--- GIVEN INSTRUCTION ---
Reproduce every line of the listing below verbatim, leaving out the picture.

>> Begin DATA TO USE

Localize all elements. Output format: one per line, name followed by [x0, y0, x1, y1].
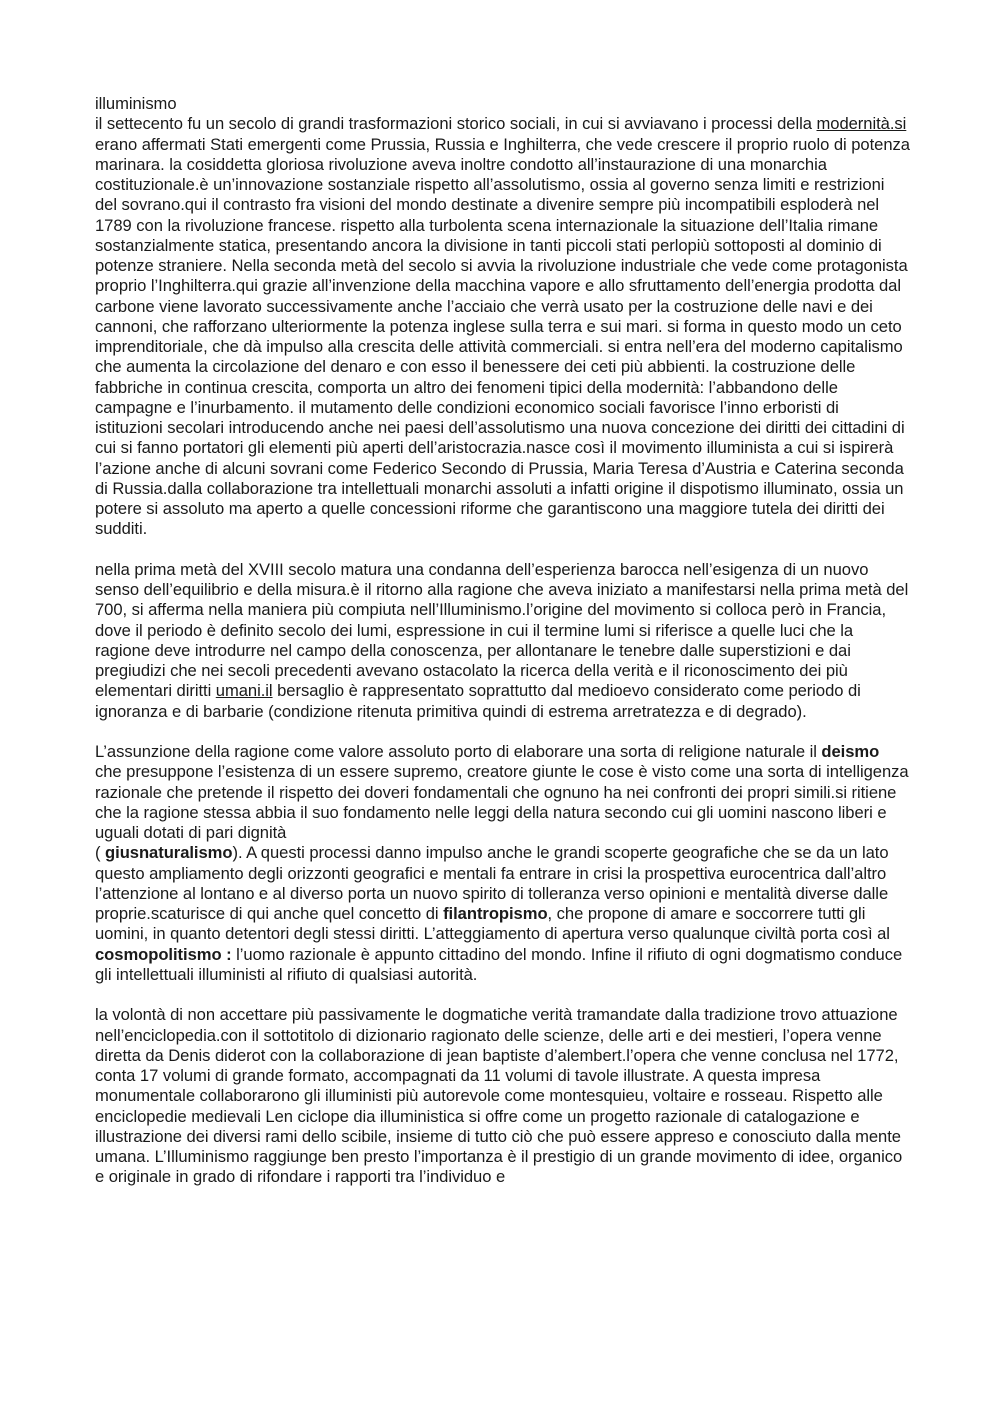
paragraph-3-text-b: che presuppone l’esistenza di un essere supremo, creatore giunte le cose è visto come una sorta di intelligenza razionale che pretende il rispetto dei doveri fondamentali che ognuno ha nei confronti dei propri simili.si ritiene che la ragione stessa abbia il suo fondamento nelle leggi della natura secondo cui gli uomini nascono liberi e uguali dotati di pari dignità [95, 762, 909, 842]
paragraph-3-text-c: ( [95, 843, 106, 863]
paragraph-1-text-a: il settecento fu un secolo di grandi trasformazioni storico sociali, in cui si avviavano i processi della [95, 114, 817, 134]
term-cosmopolitismo: cosmopolitismo : [95, 944, 232, 964]
paragraph-3-text-f: l’uomo razionale è appunto cittadino del mondo. Infine il rifiuto di ogni dogmatismo conduce gli intellettuali illuministi al rifiuto di qualsiasi autorità. [95, 944, 903, 984]
term-giusnaturalismo: giusnaturalismo [105, 843, 233, 863]
paragraph-1 [95, 114, 910, 539]
modernita-link[interactable]: modernità.si [816, 114, 907, 134]
term-filantropismo: filantropismo [443, 904, 548, 923]
document-page [95, 94, 910, 1188]
paragraph-2-text-b: bersaglio è rappresentato soprattutto dal medioevo considerato come periodo di ignoranza e di barbarie (condizione ritenuta primitiva quindi di estrema arretratezza e di degrado). [95, 681, 861, 721]
document-title: illuminismo [95, 94, 177, 113]
paragraph-3-text-d: ). A questi processi danno impulso anche le grandi scoperte geografiche che se da un lato questo ampliamento degli orizzonti geografici e mentali fa entrare in crisi la prospettiva eurocentrica dall’altro l’attenzione al lontano e al diverso porta un nuovo spirito di tolleranza verso opinioni e mentalità diverse dalle proprie.scaturisce di qui anche quel concetto di [95, 843, 889, 923]
paragraph-3-text-a: L’assunzione della ragione come valore assoluto porto di elaborare una sorta di religione naturale il [95, 742, 822, 761]
paragraph-2-text-a: nella prima metà del XVIII secolo matura una condanna dell’esperienza barocca nell’esigenza di un nuovo senso dell’equilibrio e della misura.è il ritorno alla ragione che aveva iniziato a manifestarsi nella prima metà del 700, si afferma nella maniera più compiuta nell’Illuminismo.l’origine del movimento si colloca però in Francia, dove il periodo è definito secolo dei lumi, espressione in cui il termine lumi si riferisce a quelle luci che la ragione deve introdurre nel campo della conoscenza, per allontanare le tenebre dalle superstizioni e dai pregiudizi che nei secoli precedenti avevano ostacolato la ricerca della verità e il riconoscimento dei più elementari diritti [95, 559, 909, 701]
paragraph-spacer [95, 722, 910, 742]
paragraph-1-text-b: erano affermati Stati emergenti come Prussia, Russia e Inghilterra, che vede crescere il proprio ruolo di potenza marinara. la cosiddetta gloriosa rivoluzione aveva inoltre condotto all’instaurazione di una monarchia costituzionale.è un’innovazione sostanziale rispetto all’assolutismo, ossia al governo senza limiti e restrizioni del sovrano.qui il contrasto fra visioni del mondo destinate a divenire sempre più incompatibili esploderà nel 1789 con la rivoluzione francese. rispetto alla turbolenta scena internazionale la situazione dell’Italia rimane sostanzialmente statica, presentando ancora la divisione in tanti piccoli stati perlopiù sottoposti al dominio di potenze straniere. Nella seconda metà del secolo si avvia la rivoluzione industriale che vede come protagonista proprio l’Inghilterra.qui grazie all’invenzione della macchina vapore e allo sfruttamento dell’energia prodotta dal carbone viene lavorato successivamente anche l’acciaio che verrà usato per la costruzione delle navi e dei cannoni, che rafforzano ulteriormente la potenza inglese sulla terra e sui mari. si forma in questo modo un ceto imprenditoriale, che dà impulso alla crescita delle attività commerciali. si entra nell’era del moderno capitalismo che aumenta la circolazione del denaro e con esso il benessere dei ceti più abbienti. la costruzione delle fabbriche in continua crescita, comporta un altro dei fenomeni tipici della modernità: l’abbandono delle campagne e l’inurbamento. il mutamento delle condizioni economico sociali favorisce l’inno erboristi di istituzioni secolari introducendo anche nei paesi dell’assolutismo una nuova concezione dei diritti dei cittadini di cui si fanno portatori gli elementi più aperti dell’aristocrazia.nasce così il movimento illuminista a cui si ispirerà l’azione anche di alcuni sovrani come Federico Secondo di Prussia, Maria Teresa d’Austria e Caterina seconda di Russia.dalla collaborazione tra intellettuali monarchi assoluti a infatti origine il dispotismo illuminato, ossia un potere si assoluto ma aperto a quelle concessioni riforme che garantiscono una maggiore tutela dei diritti dei sudditi. [95, 134, 910, 539]
paragraph-2 [95, 560, 910, 722]
paragraph-spacer [95, 540, 910, 560]
paragraph-3-text-e: , che propone di amare e soccorrere tutti gli uomini, in quanto detentori degli stessi diritti. L’atteggiamento di apertura verso qualunque civiltà porta così al [95, 904, 890, 944]
paragraph-4-text-a: la volontà di non accettare più passivamente le dogmatiche verità tramandate dalla tradizione trovo attuazione nell’enciclopedia.con il sottotitolo di dizionario ragionato delle scienze, delle arti e dei mestieri, l’opera venne diretta da Denis diderot con la collaborazione di jean baptiste d’alembert.l’opera che venne conclusa nel 1772, conta 17 volumi di grande formato, accompagnati da 11 volumi di tavole illustrate. A questa impresa monumentale collaborarono gli illuministi più autorevole come montesquieu, voltaire e rosseau. Rispetto alle enciclopedie medievali Len ciclope dia illuministica si offre come un progetto razionale di catalogazione e illustrazione dei diversi rami dello scibile, insieme di tutto ciò che può essere appreso e conosciuto dalla mente umana. L’Illuminismo raggiunge ben presto l’importanza è il prestigio di un grande movimento di idee, organico e originale in grado di rifondare i rapporti tra l’individuo e [95, 1005, 903, 1187]
umani-link[interactable]: umani.il [215, 681, 273, 701]
paragraph-spacer [95, 985, 910, 1005]
term-deismo: deismo [821, 742, 880, 761]
paragraph-3 [95, 742, 910, 985]
paragraph-4 [95, 1005, 910, 1187]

>> End DATA TO USE

--- OUTPUT OF THE EXERCISE ---
Localize all elements. Output format: one per line, name followed by [x0, y0, x1, y1].
paragraph-3-text-b: che presuppone l’esistenza di un essere supremo, creatore giunte le cose è visto come una sorta di intelligenza razionale che pretende il rispetto dei doveri fondamentali che ognuno ha nei confronti dei propri simili.si ritiene che la ragione stessa abbia il suo fondamento nelle leggi della natura secondo cui gli uomini nascono liberi e uguali dotati di pari dignità [95, 762, 909, 842]
paragraph-3-text-c: ( [95, 843, 106, 863]
paragraph-1-text-a: il settecento fu un secolo di grandi trasformazioni storico sociali, in cui si avviavano i processi della [95, 114, 817, 134]
term-cosmopolitismo: cosmopolitismo : [95, 944, 232, 964]
paragraph-3-text-f: l’uomo razionale è appunto cittadino del mondo. Infine il rifiuto di ogni dogmatismo conduce gli intellettuali illuministi al rifiuto di qualsiasi autorità. [95, 944, 903, 984]
term-giusnaturalismo: giusnaturalismo [105, 843, 233, 863]
paragraph-1 [95, 114, 910, 539]
modernita-link[interactable]: modernità.si [816, 114, 907, 134]
term-filantropismo: filantropismo [443, 904, 548, 923]
document-page [95, 94, 910, 1188]
paragraph-2-text-b: bersaglio è rappresentato soprattutto dal medioevo considerato come periodo di ignoranza e di barbarie (condizione ritenuta primitiva quindi di estrema arretratezza e di degrado). [95, 681, 861, 721]
document-title: illuminismo [95, 94, 177, 113]
paragraph-3-text-d: ). A questi processi danno impulso anche le grandi scoperte geografiche che se da un lato questo ampliamento degli orizzonti geografici e mentali fa entrare in crisi la prospettiva eurocentrica dall’altro l’attenzione al lontano e al diverso porta un nuovo spirito di tolleranza verso opinioni e mentalità diverse dalle proprie.scaturisce di qui anche quel concetto di [95, 843, 889, 923]
paragraph-3-text-a: L’assunzione della ragione come valore assoluto porto di elaborare una sorta di religione naturale il [95, 742, 822, 761]
paragraph-2-text-a: nella prima metà del XVIII secolo matura una condanna dell’esperienza barocca nell’esigenza di un nuovo senso dell’equilibrio e della misura.è il ritorno alla ragione che aveva iniziato a manifestarsi nella prima metà del 700, si afferma nella maniera più compiuta nell’Illuminismo.l’origine del movimento si colloca però in Francia, dove il periodo è definito secolo dei lumi, espressione in cui il termine lumi si riferisce a quelle luci che la ragione deve introdurre nel campo della conoscenza, per allontanare le tenebre dalle superstizioni e dai pregiudizi che nei secoli precedenti avevano ostacolato la ricerca della verità e il riconoscimento dei più elementari diritti [95, 559, 909, 701]
paragraph-spacer [95, 722, 910, 742]
paragraph-1-text-b: erano affermati Stati emergenti come Prussia, Russia e Inghilterra, che vede crescere il proprio ruolo di potenza marinara. la cosiddetta gloriosa rivoluzione aveva inoltre condotto all’instaurazione di una monarchia costituzionale.è un’innovazione sostanziale rispetto all’assolutismo, ossia al governo senza limiti e restrizioni del sovrano.qui il contrasto fra visioni del mondo destinate a divenire sempre più incompatibili esploderà nel 1789 con la rivoluzione francese. rispetto alla turbolenta scena internazionale la situazione dell’Italia rimane sostanzialmente statica, presentando ancora la divisione in tanti piccoli stati perlopiù sottoposti al dominio di potenze straniere. Nella seconda metà del secolo si avvia la rivoluzione industriale che vede come protagonista proprio l’Inghilterra.qui grazie all’invenzione della macchina vapore e allo sfruttamento dell’energia prodotta dal carbone viene lavorato successivamente anche l’acciaio che verrà usato per la costruzione delle navi e dei cannoni, che rafforzano ulteriormente la potenza inglese sulla terra e sui mari. si forma in questo modo un ceto imprenditoriale, che dà impulso alla crescita delle attività commerciali. si entra nell’era del moderno capitalismo che aumenta la circolazione del denaro e con esso il benessere dei ceti più abbienti. la costruzione delle fabbriche in continua crescita, comporta un altro dei fenomeni tipici della modernità: l’abbandono delle campagne e l’inurbamento. il mutamento delle condizioni economico sociali favorisce l’inno erboristi di istituzioni secolari introducendo anche nei paesi dell’assolutismo una nuova concezione dei diritti dei cittadini di cui si fanno portatori gli elementi più aperti dell’aristocrazia.nasce così il movimento illuminista a cui si ispirerà l’azione anche di alcuni sovrani come Federico Secondo di Prussia, Maria Teresa d’Austria e Caterina seconda di Russia.dalla collaborazione tra intellettuali monarchi assoluti a infatti origine il dispotismo illuminato, ossia un potere si assoluto ma aperto a quelle concessioni riforme che garantiscono una maggiore tutela dei diritti dei sudditi. [95, 134, 910, 539]
paragraph-2 [95, 560, 910, 722]
paragraph-spacer [95, 540, 910, 560]
paragraph-3-text-e: , che propone di amare e soccorrere tutti gli uomini, in quanto detentori degli stessi diritti. L’atteggiamento di apertura verso qualunque civiltà porta così al [95, 904, 890, 944]
paragraph-4-text-a: la volontà di non accettare più passivamente le dogmatiche verità tramandate dalla tradizione trovo attuazione nell’enciclopedia.con il sottotitolo di dizionario ragionato delle scienze, delle arti e dei mestieri, l’opera venne diretta da Denis diderot con la collaborazione di jean baptiste d’alembert.l’opera che venne conclusa nel 1772, conta 17 volumi di grande formato, accompagnati da 11 volumi di tavole illustrate. A questa impresa monumentale collaborarono gli illuministi più autorevole come montesquieu, voltaire e rosseau. Rispetto alle enciclopedie medievali Len ciclope dia illuministica si offre come un progetto razionale di catalogazione e illustrazione dei diversi rami dello scibile, insieme di tutto ciò che può essere appreso e conosciuto dalla mente umana. L’Illuminismo raggiunge ben presto l’importanza è il prestigio di un grande movimento di idee, organico e originale in grado di rifondare i rapporti tra l’individuo e [95, 1005, 903, 1187]
umani-link[interactable]: umani.il [215, 681, 273, 701]
paragraph-spacer [95, 985, 910, 1005]
term-deismo: deismo [821, 742, 880, 761]
paragraph-3 [95, 742, 910, 985]
paragraph-4 [95, 1005, 910, 1187]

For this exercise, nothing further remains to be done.